● WHAT IS NEEDED
Copy out only the lines running from the one that contains "Transcribe this image's" through the end of the listing. Pictures stay out.

[START OF DATA TO USE]

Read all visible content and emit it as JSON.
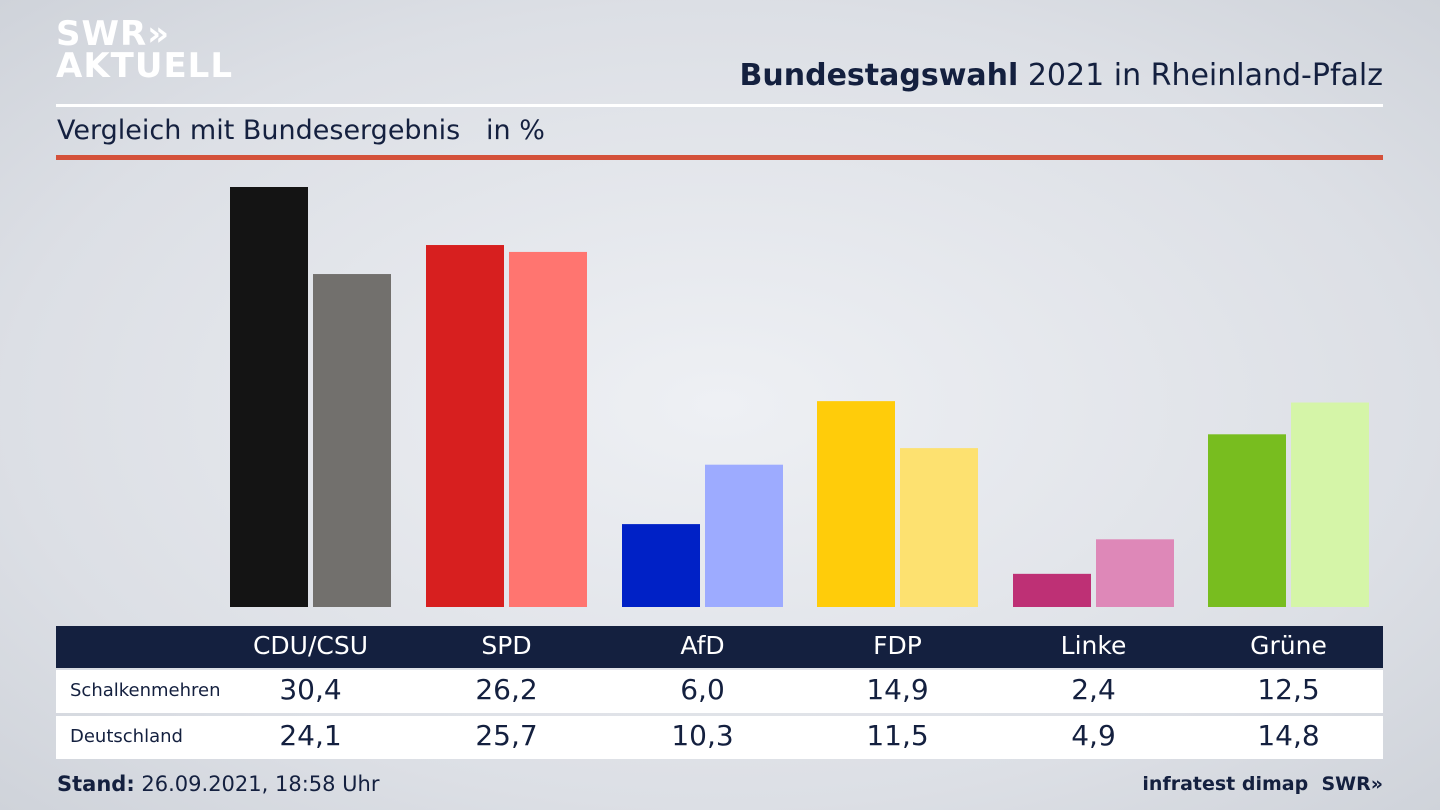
{
  "logo": {
    "line1": "SWR»",
    "line2": "AKTUELL"
  },
  "header": {
    "title_bold": "Bundestagswahl",
    "title_rest": " 2021 in Rheinland-Pfalz",
    "subtitle": "Vergleich mit Bundesergebnis   in %"
  },
  "chart_data": {
    "type": "bar",
    "categories": [
      "CDU/CSU",
      "SPD",
      "AfD",
      "FDP",
      "Linke",
      "Grüne"
    ],
    "series": [
      {
        "name": "Schalkenmehren",
        "values": [
          30.4,
          26.2,
          6.0,
          14.9,
          2.4,
          12.5
        ],
        "display": [
          "30,4",
          "26,2",
          "6,0",
          "14,9",
          "2,4",
          "12,5"
        ],
        "colors": [
          "#141414",
          "#d71f1f",
          "#0021c6",
          "#ffcc0a",
          "#be3075",
          "#78bd1f"
        ]
      },
      {
        "name": "Deutschland",
        "values": [
          24.1,
          25.7,
          10.3,
          11.5,
          4.9,
          14.8
        ],
        "display": [
          "24,1",
          "25,7",
          "10,3",
          "11,5",
          "4,9",
          "14,8"
        ],
        "colors": [
          "#72706d",
          "#ff7570",
          "#9dabff",
          "#fde170",
          "#de88b8",
          "#d5f5a8"
        ]
      }
    ],
    "ylim": [
      0,
      30.4
    ]
  },
  "footer": {
    "stand_label": "Stand:",
    "stand_value": " 26.09.2021, 18:58 Uhr",
    "source": "infratest dimap  SWR»"
  }
}
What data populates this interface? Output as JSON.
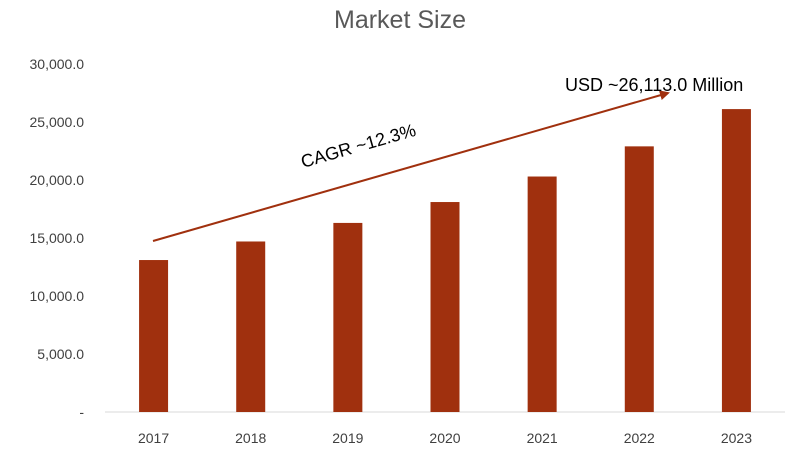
{
  "chart_data": {
    "type": "bar",
    "title": "Market Size",
    "xlabel": "",
    "ylabel": "",
    "categories": [
      "2017",
      "2018",
      "2019",
      "2020",
      "2021",
      "2022",
      "2023"
    ],
    "values": [
      13100,
      14700,
      16300,
      18100,
      20300,
      22900,
      26113
    ],
    "ylim": [
      0,
      30000
    ],
    "yticks": [
      0,
      5000,
      10000,
      15000,
      20000,
      25000,
      30000
    ],
    "ytick_labels": [
      "-",
      "5,000.0",
      "10,000.0",
      "15,000.0",
      "20,000.0",
      "25,000.0",
      "30,000.0"
    ],
    "grid": false,
    "legend": "none",
    "bar_color": "#a0300e",
    "annotations": {
      "cagr_label": "CAGR ~12.3%",
      "value_label": "USD ~26,113.0  Million",
      "arrow_color": "#a0300e"
    }
  }
}
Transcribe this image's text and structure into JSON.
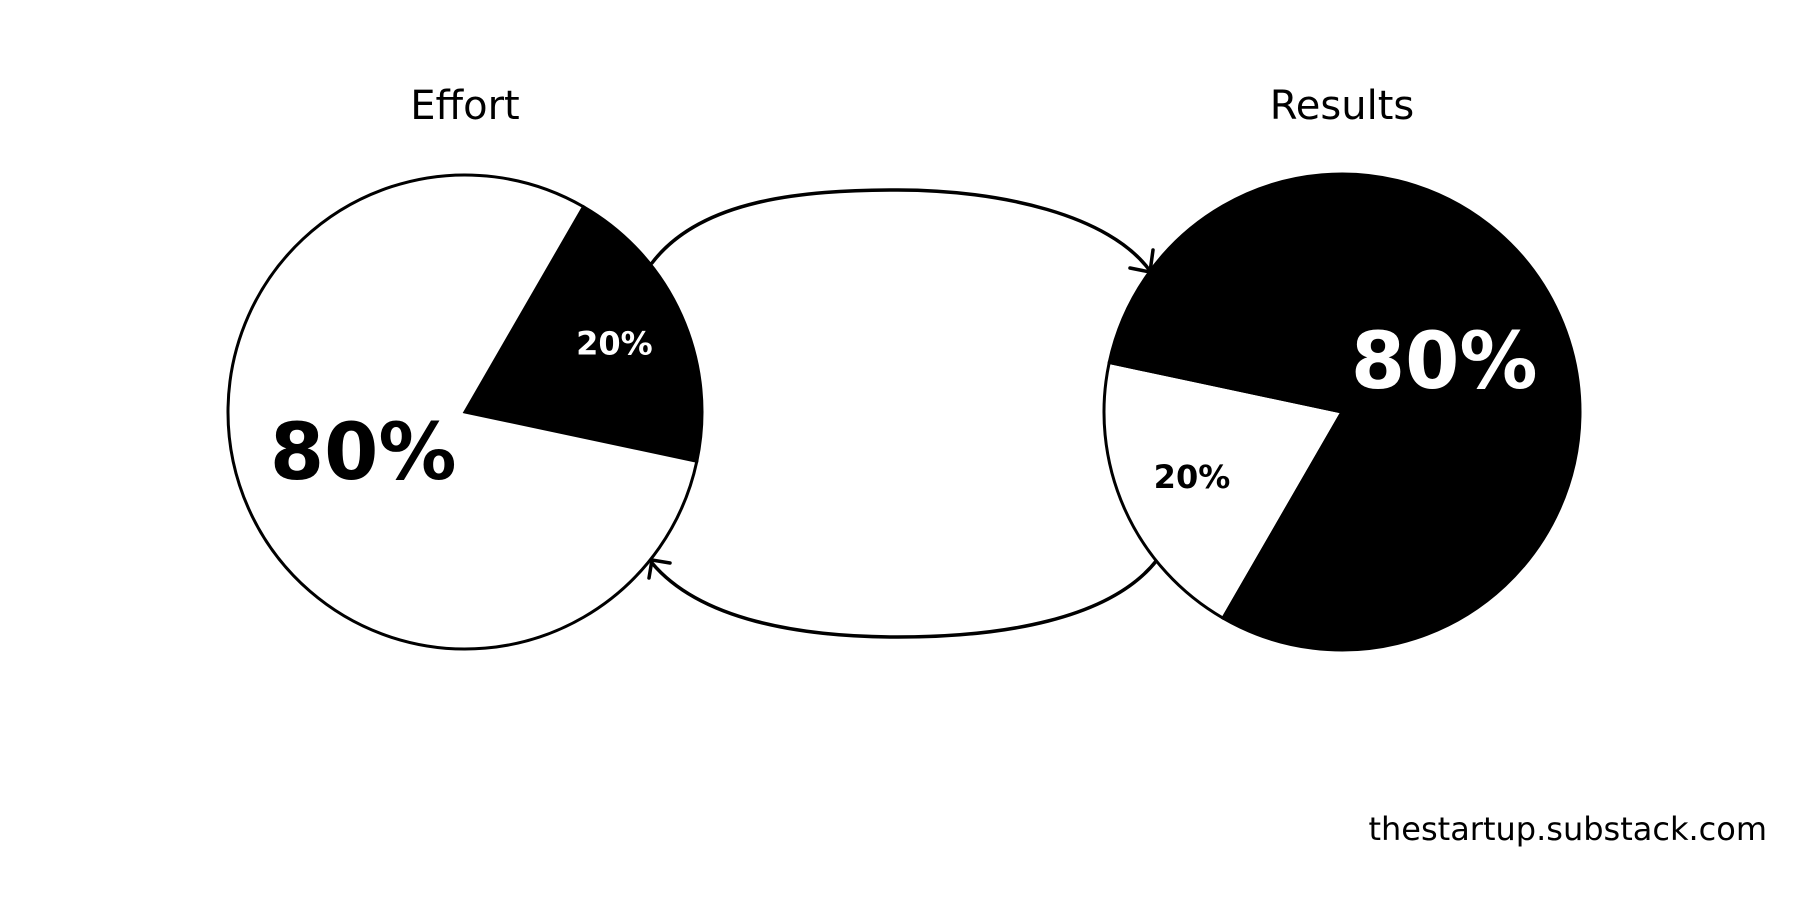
{
  "chart_data": [
    {
      "type": "pie",
      "title": "Effort",
      "values": [
        20,
        80
      ],
      "value_labels": [
        "20%",
        "80%"
      ],
      "colors": [
        "#000000",
        "#ffffff"
      ]
    },
    {
      "type": "pie",
      "title": "Results",
      "values": [
        20,
        80
      ],
      "value_labels": [
        "20%",
        "80%"
      ],
      "colors": [
        "#ffffff",
        "#000000"
      ]
    }
  ],
  "source": "thestartup.substack.com"
}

[END OF DATA TO USE]

● EXERCISE SOLUTION
Transcribe this image's text and structure into JSON.
{
  "chart_data": [
    {
      "type": "pie",
      "title": "Effort",
      "values": [
        20,
        80
      ],
      "value_labels": [
        "20%",
        "80%"
      ],
      "colors": [
        "#000000",
        "#ffffff"
      ]
    },
    {
      "type": "pie",
      "title": "Results",
      "values": [
        20,
        80
      ],
      "value_labels": [
        "20%",
        "80%"
      ],
      "colors": [
        "#ffffff",
        "#000000"
      ]
    }
  ],
  "source": "thestartup.substack.com"
}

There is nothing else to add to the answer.